*Problem description*
All records below must be retyped exactly.
========
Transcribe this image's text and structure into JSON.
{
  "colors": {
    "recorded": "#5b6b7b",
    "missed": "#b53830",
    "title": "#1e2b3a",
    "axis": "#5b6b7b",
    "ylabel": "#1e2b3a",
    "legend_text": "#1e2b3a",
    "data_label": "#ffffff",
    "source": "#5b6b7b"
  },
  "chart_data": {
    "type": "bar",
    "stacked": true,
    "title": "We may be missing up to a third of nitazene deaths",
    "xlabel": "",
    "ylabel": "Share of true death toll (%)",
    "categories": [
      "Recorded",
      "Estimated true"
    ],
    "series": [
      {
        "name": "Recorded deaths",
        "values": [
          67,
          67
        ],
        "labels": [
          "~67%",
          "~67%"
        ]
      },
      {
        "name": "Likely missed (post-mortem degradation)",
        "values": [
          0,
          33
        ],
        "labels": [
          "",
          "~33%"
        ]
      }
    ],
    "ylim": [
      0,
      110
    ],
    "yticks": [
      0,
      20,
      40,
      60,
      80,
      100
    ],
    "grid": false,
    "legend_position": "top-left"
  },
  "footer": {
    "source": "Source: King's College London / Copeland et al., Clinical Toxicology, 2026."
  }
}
========
*Result of this task*
Transcribe this image's text and structure into JSON.
{
  "colors": {
    "recorded": "#5b6b7b",
    "missed": "#b53830",
    "title": "#1e2b3a",
    "axis": "#5b6b7b",
    "ylabel": "#1e2b3a",
    "legend_text": "#1e2b3a",
    "data_label": "#ffffff",
    "source": "#5b6b7b"
  },
  "chart_data": {
    "type": "bar",
    "stacked": true,
    "title": "We may be missing up to a third of nitazene deaths",
    "xlabel": "",
    "ylabel": "Share of true death toll (%)",
    "categories": [
      "Recorded",
      "Estimated true"
    ],
    "series": [
      {
        "name": "Recorded deaths",
        "values": [
          67,
          67
        ],
        "labels": [
          "~67%",
          "~67%"
        ]
      },
      {
        "name": "Likely missed (post-mortem degradation)",
        "values": [
          0,
          33
        ],
        "labels": [
          "",
          "~33%"
        ]
      }
    ],
    "ylim": [
      0,
      110
    ],
    "yticks": [
      0,
      20,
      40,
      60,
      80,
      100
    ],
    "grid": false,
    "legend_position": "top-left"
  },
  "footer": {
    "source": "Source: King's College London / Copeland et al., Clinical Toxicology, 2026."
  }
}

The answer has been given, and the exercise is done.